[Task prompt]
Images are excluded; otherwise, output every record exactly.

[Material for this task]

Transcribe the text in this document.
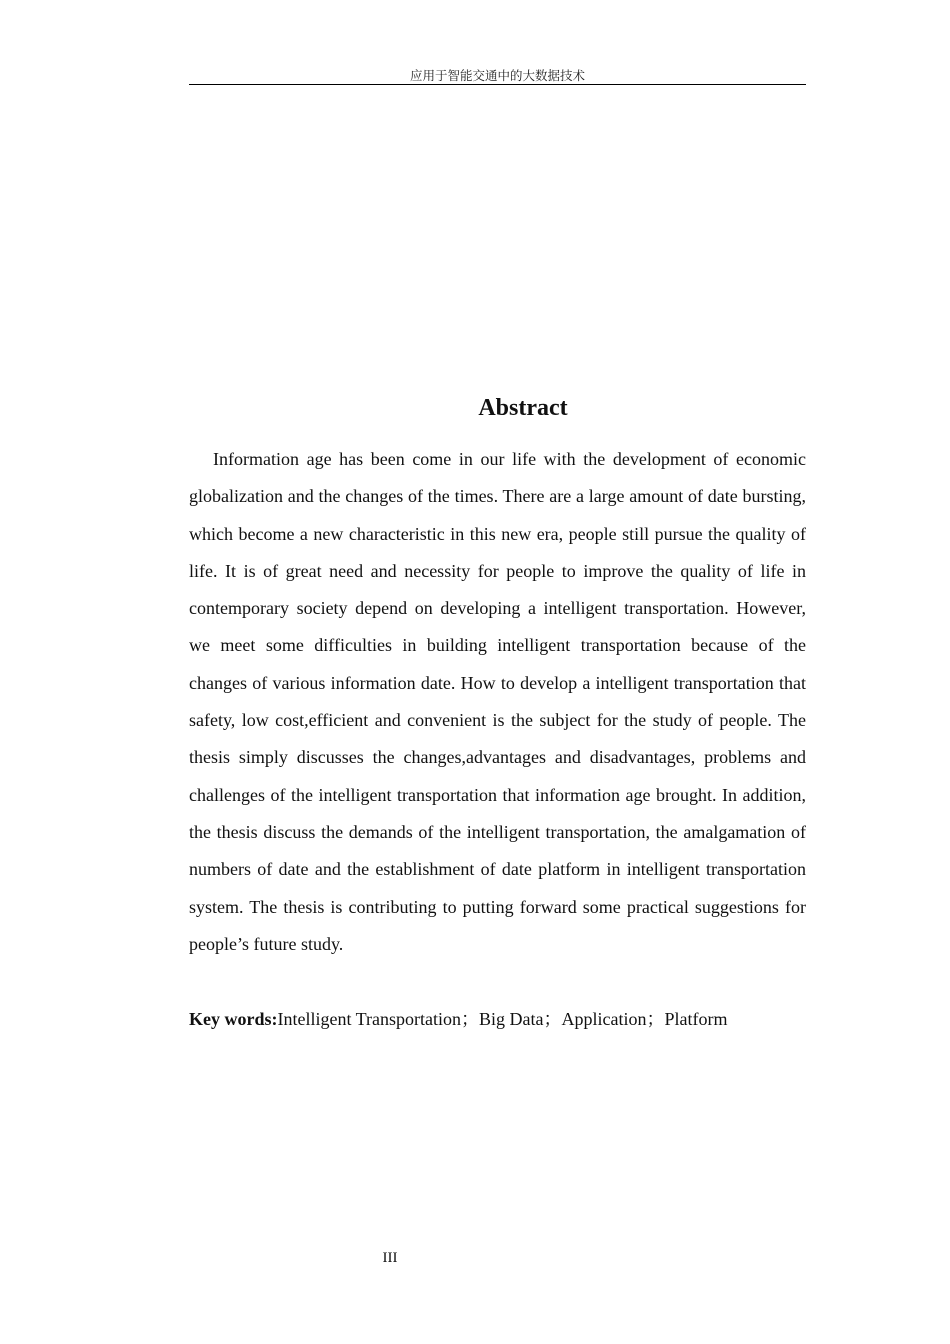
应用于智能交通中的大数据技术
Abstract

Information age has been come in our life with the development of economic globalization and the changes of the times. There are a large amount of date bursting, which become a new characteristic in this new era, people still pursue the quality of life. It is of great need and necessity for people to improve the quality of life in contemporary society depend on developing a intelligent transportation. However, we meet some difficulties in building intelligent transportation because of the changes of various information date. How to develop a intelligent transportation that safety, low cost,efficient and convenient is the subject for the study of people. The thesis simply discusses the changes,advantages and disadvantages, problems and challenges of the intelligent transportation that information age brought. In addition, the thesis discuss the demands of the intelligent transportation, the amalgamation of numbers of date and the establishment of date platform in intelligent transportation system. The thesis is contributing to putting forward some practical suggestions for people’s future study.

Key words:Intelligent Transportation；Big Data；Application；Platform

III
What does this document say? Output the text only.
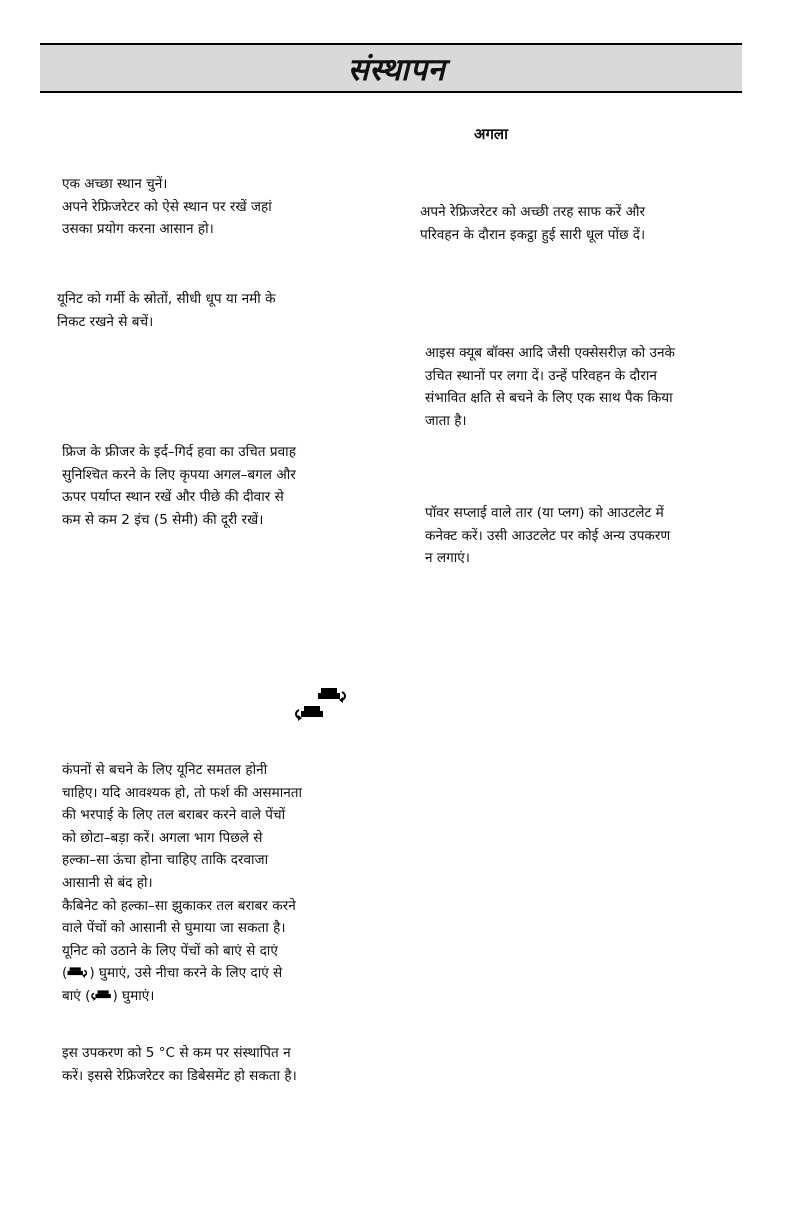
संस्थापन
अगला
एक अच्छा स्थान चुनें।
अपने रेफ्रिजरेटर को ऐसे स्थान पर रखें जहां
उसका प्रयोग करना आसान हो।
यूनिट को गर्मी के स्रोतों, सीधी धूप या नमी के
निकट रखने से बचें।
फ्रिज के फ्रीजर के इर्द–गिर्द हवा का उचित प्रवाह
सुनिश्चित करने के लिए कृपया अगल–बगल और
ऊपर पर्याप्त स्थान रखें और पीछे की दीवार से
कम से कम 2 इंच (5 सेमी) की दूरी रखें।
कंपनों से बचने के लिए यूनिट समतल होनी
चाहिए। यदि आवश्यक हो, तो फर्श की असमानता
की भरपाई के लिए तल बराबर करने वाले पेंचों
को छोटा–बड़ा करें। अगला भाग पिछले से
हल्का–सा ऊंचा होना चाहिए ताकि दरवाजा
आसानी से बंद हो।
कैबिनेट को हल्का–सा झुकाकर तल बराबर करने
वाले पेंचों को आसानी से घुमाया जा सकता है।
यूनिट को उठाने के लिए पेंचों को बाएं से दाएं
( ) घुमाएं, उसे नीचा करने के लिए दाएं से
बाएं ( ) घुमाएं।
इस उपकरण को 5 °C से कम पर संस्थापित न
करें। इससे रेफ्रिजरेटर का डिबेसमेंट हो सकता है।
अपने रेफ्रिजरेटर को अच्छी तरह साफ करें और
परिवहन के दौरान इकट्ठा हुई सारी धूल पोंछ दें।
आइस क्यूब बॉक्स आदि जैसी एक्सेसरीज़ को उनके
उचित स्थानों पर लगा दें। उन्हें परिवहन के दौरान
संभावित क्षति से बचने के लिए एक साथ पैक किया
जाता है।
पॉवर सप्लाई वाले तार (या प्लग) को आउटलेट में
कनेक्ट करें। उसी आउटलेट पर कोई अन्य उपकरण
न लगाएं।
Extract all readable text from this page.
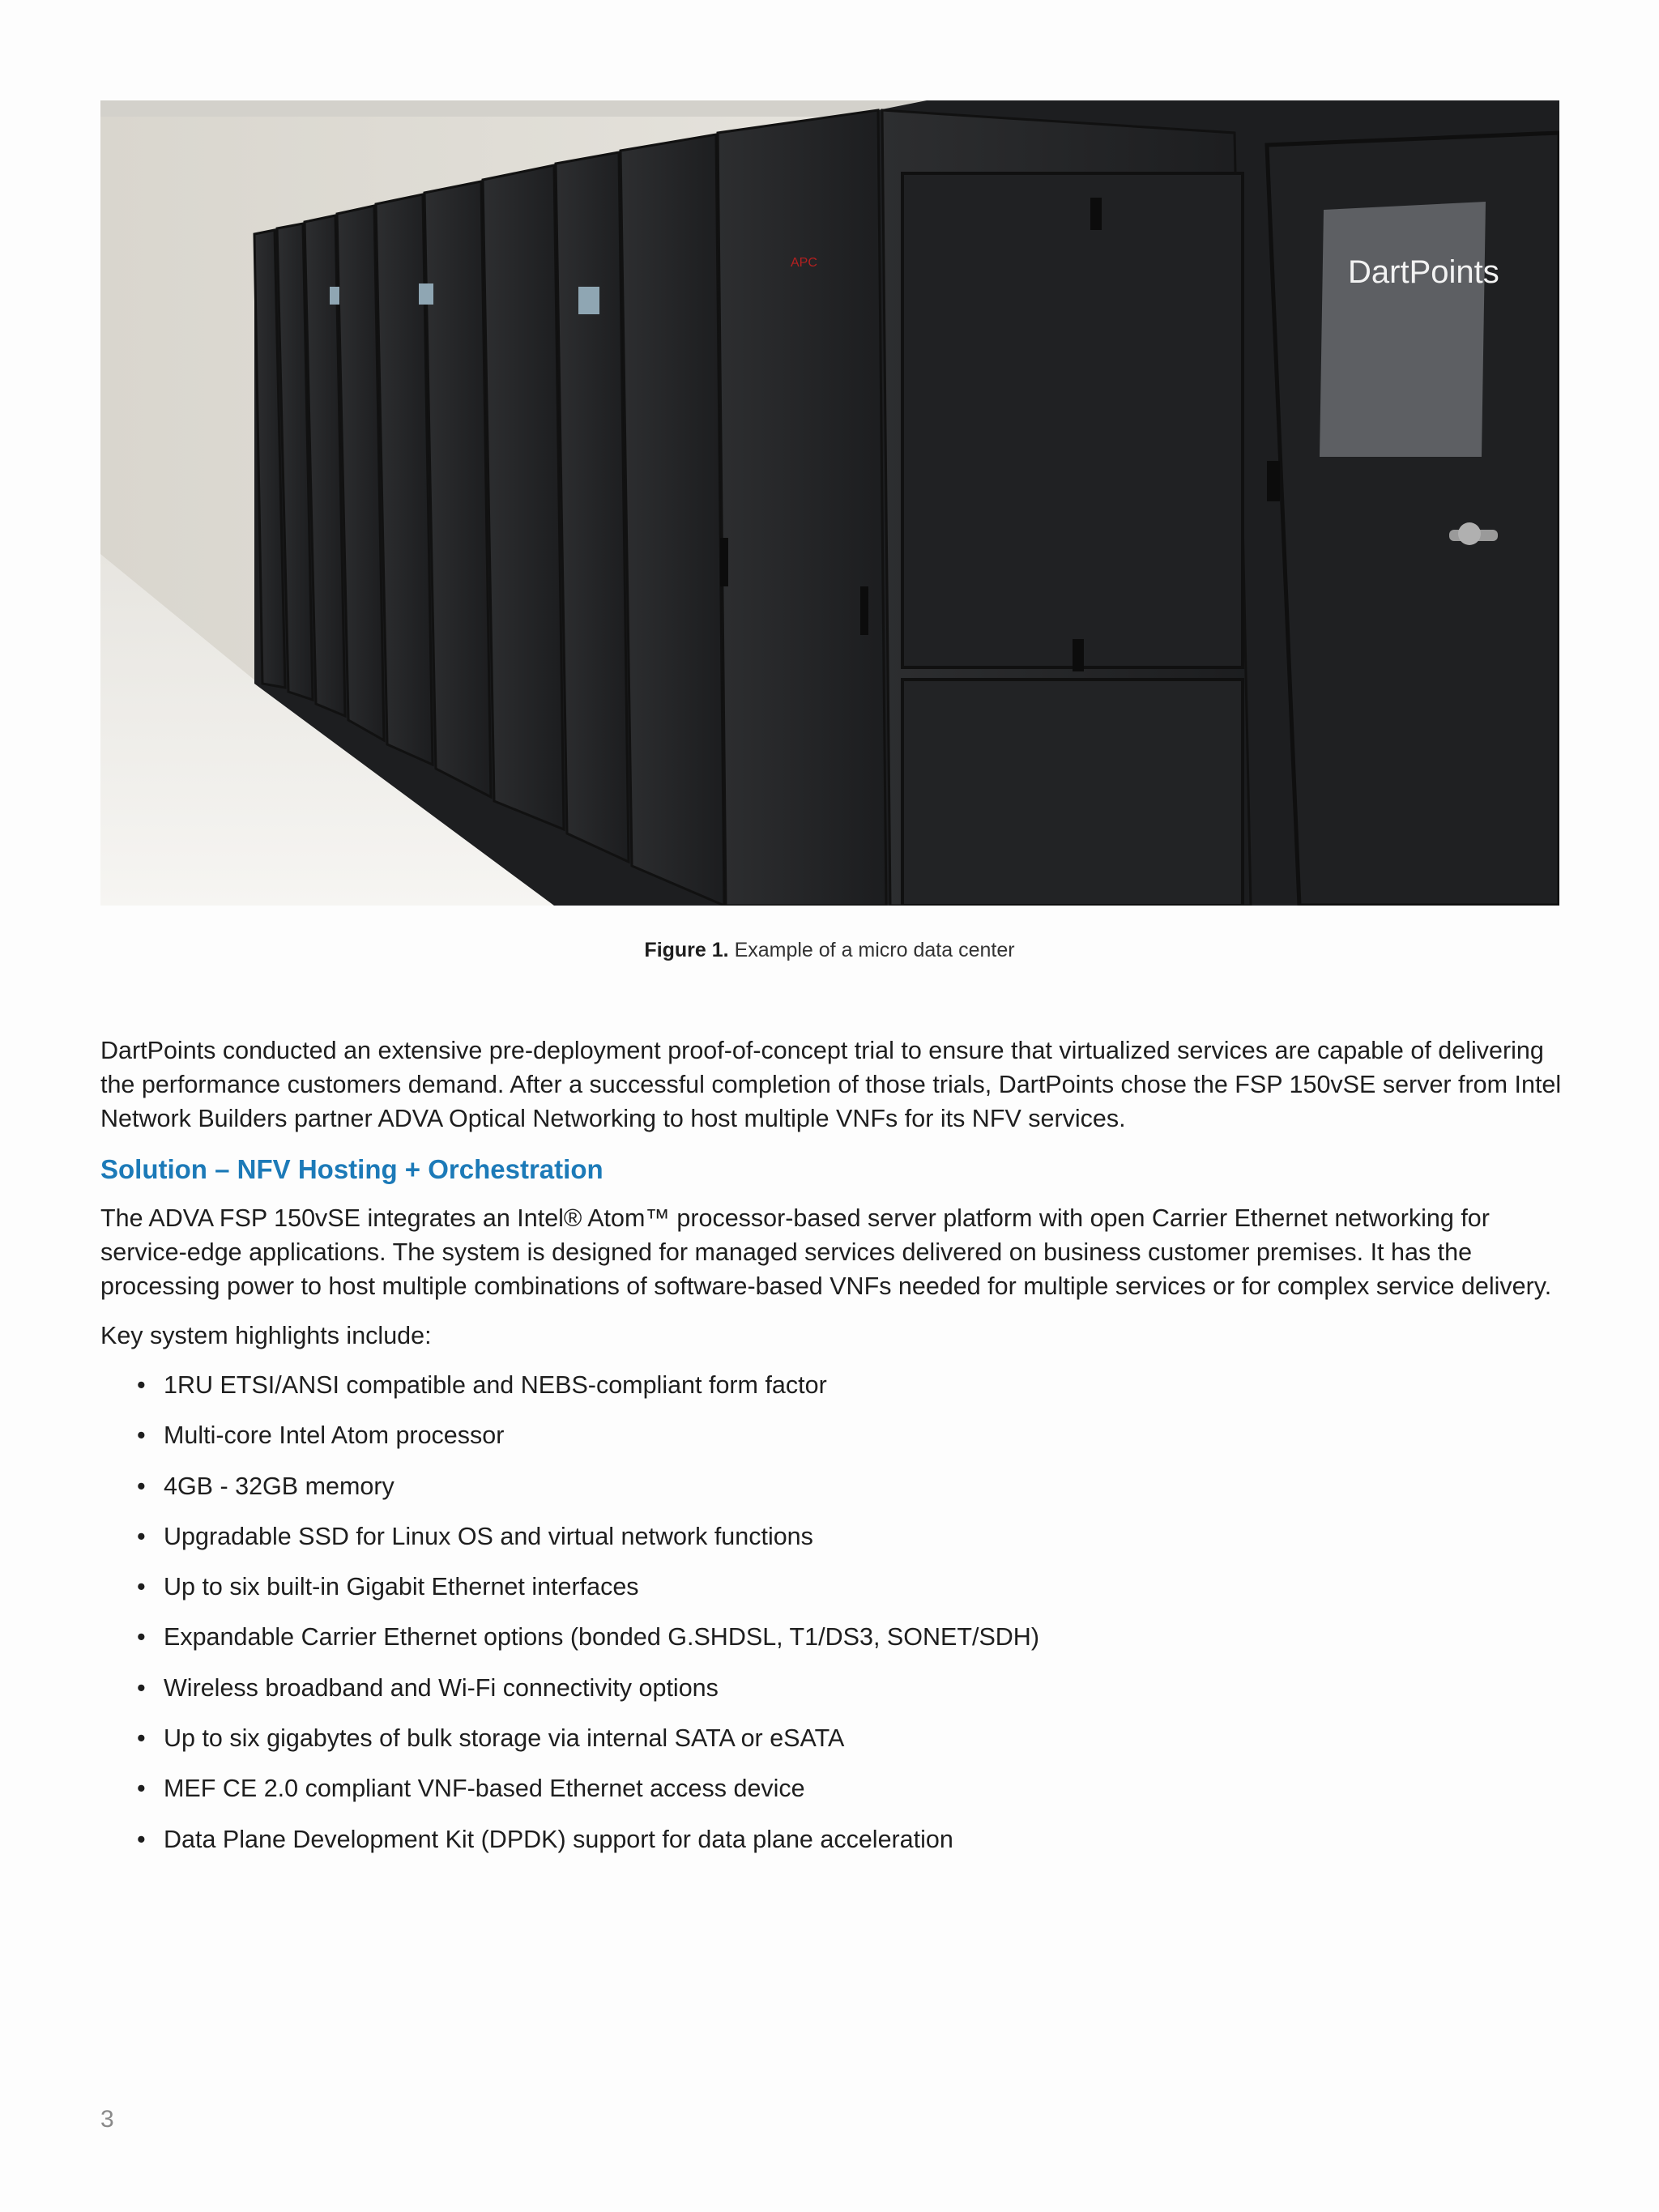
DartPoints
APC
Figure 1. Example of a micro data center

DartPoints conducted an extensive pre-deployment proof-of-concept trial to ensure that virtualized services are capable of delivering the performance customers demand. After a successful completion of those trials, DartPoints chose the FSP 150vSE server from Intel Network Builders partner ADVA Optical Networking to host multiple VNFs for its NFV services.

Solution – NFV Hosting + Orchestration

The ADVA FSP 150vSE integrates an Intel® Atom™ processor-based server platform with open Carrier Ethernet networking for service-edge applications. The system is designed for managed services delivered on business customer premises. It has the processing power to host multiple combinations of software-based VNFs needed for multiple services or for complex service delivery.

Key system highlights include:

• 1RU ETSI/ANSI compatible and NEBS-compliant form factor
• Multi-core Intel Atom processor
• 4GB - 32GB memory
• Upgradable SSD for Linux OS and virtual network functions
• Up to six built-in Gigabit Ethernet interfaces
• Expandable Carrier Ethernet options (bonded G.SHDSL, T1/DS3, SONET/SDH)
• Wireless broadband and Wi-Fi connectivity options
• Up to six gigabytes of bulk storage via internal SATA or eSATA
• MEF CE 2.0 compliant VNF-based Ethernet access device
• Data Plane Development Kit (DPDK) support for data plane acceleration
3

[Solution to this problem]
Transcribe the text in this document.
应用于智能交通中的大数据技术
Abstract

Information age has been come in our life with the development of economic globalization and the changes of the times. There are a large amount of date bursting, which become a new characteristic in this new era, people still pursue the quality of life. It is of great need and necessity for people to improve the quality of life in contemporary society depend on developing a intelligent transportation. However, we meet some difficulties in building intelligent transportation because of the changes of various information date. How to develop a intelligent transportation that safety, low cost,efficient and convenient is the subject for the study of people. The thesis simply discusses the changes,advantages and disadvantages, problems and challenges of the intelligent transportation that information age brought. In addition, the thesis discuss the demands of the intelligent transportation, the amalgamation of numbers of date and the establishment of date platform in intelligent transportation system. The thesis is contributing to putting forward some practical suggestions for people’s future study.

Key words:Intelligent Transportation；Big Data；Application；Platform

III
What does this document say? Output the text only.
संस्थापन
अगला
एक अच्छा स्थान चुनें।
अपने रेफ्रिजरेटर को ऐसे स्थान पर रखें जहां
उसका प्रयोग करना आसान हो।
यूनिट को गर्मी के स्रोतों, सीधी धूप या नमी के
निकट रखने से बचें।
फ्रिज के फ्रीजर के इर्द–गिर्द हवा का उचित प्रवाह
सुनिश्चित करने के लिए कृपया अगल–बगल और
ऊपर पर्याप्त स्थान रखें और पीछे की दीवार से
कम से कम 2 इंच (5 सेमी) की दूरी रखें।
कंपनों से बचने के लिए यूनिट समतल होनी
चाहिए। यदि आवश्यक हो, तो फर्श की असमानता
की भरपाई के लिए तल बराबर करने वाले पेंचों
को छोटा–बड़ा करें। अगला भाग पिछले से
हल्का–सा ऊंचा होना चाहिए ताकि दरवाजा
आसानी से बंद हो।
कैबिनेट को हल्का–सा झुकाकर तल बराबर करने
वाले पेंचों को आसानी से घुमाया जा सकता है।
यूनिट को उठाने के लिए पेंचों को बाएं से दाएं
( ) घुमाएं, उसे नीचा करने के लिए दाएं से
बाएं ( ) घुमाएं।
इस उपकरण को 5 °C से कम पर संस्थापित न
करें। इससे रेफ्रिजरेटर का डिबेसमेंट हो सकता है।
अपने रेफ्रिजरेटर को अच्छी तरह साफ करें और
परिवहन के दौरान इकट्ठा हुई सारी धूल पोंछ दें।
आइस क्यूब बॉक्स आदि जैसी एक्सेसरीज़ को उनके
उचित स्थानों पर लगा दें। उन्हें परिवहन के दौरान
संभावित क्षति से बचने के लिए एक साथ पैक किया
जाता है।
पॉवर सप्लाई वाले तार (या प्लग) को आउटलेट में
कनेक्ट करें। उसी आउटलेट पर कोई अन्य उपकरण
न लगाएं।
Extract all readable text from this page.
DartPoints
APC
Figure 1. Example of a micro data center

DartPoints conducted an extensive pre-deployment proof-of-concept trial to ensure that virtualized services are capable of delivering the performance customers demand. After a successful completion of those trials, DartPoints chose the FSP 150vSE server from Intel Network Builders partner ADVA Optical Networking to host multiple VNFs for its NFV services.

Solution – NFV Hosting + Orchestration

The ADVA FSP 150vSE integrates an Intel® Atom™ processor-based server platform with open Carrier Ethernet networking for service-edge applications. The system is designed for managed services delivered on business customer premises. It has the processing power to host multiple combinations of software-based VNFs needed for multiple services or for complex service delivery.

Key system highlights include:

• 1RU ETSI/ANSI compatible and NEBS-compliant form factor
• Multi-core Intel Atom processor
• 4GB - 32GB memory
• Upgradable SSD for Linux OS and virtual network functions
• Up to six built-in Gigabit Ethernet interfaces
• Expandable Carrier Ethernet options (bonded G.SHDSL, T1/DS3, SONET/SDH)
• Wireless broadband and Wi-Fi connectivity options
• Up to six gigabytes of bulk storage via internal SATA or eSATA
• MEF CE 2.0 compliant VNF-based Ethernet access device
• Data Plane Development Kit (DPDK) support for data plane acceleration
3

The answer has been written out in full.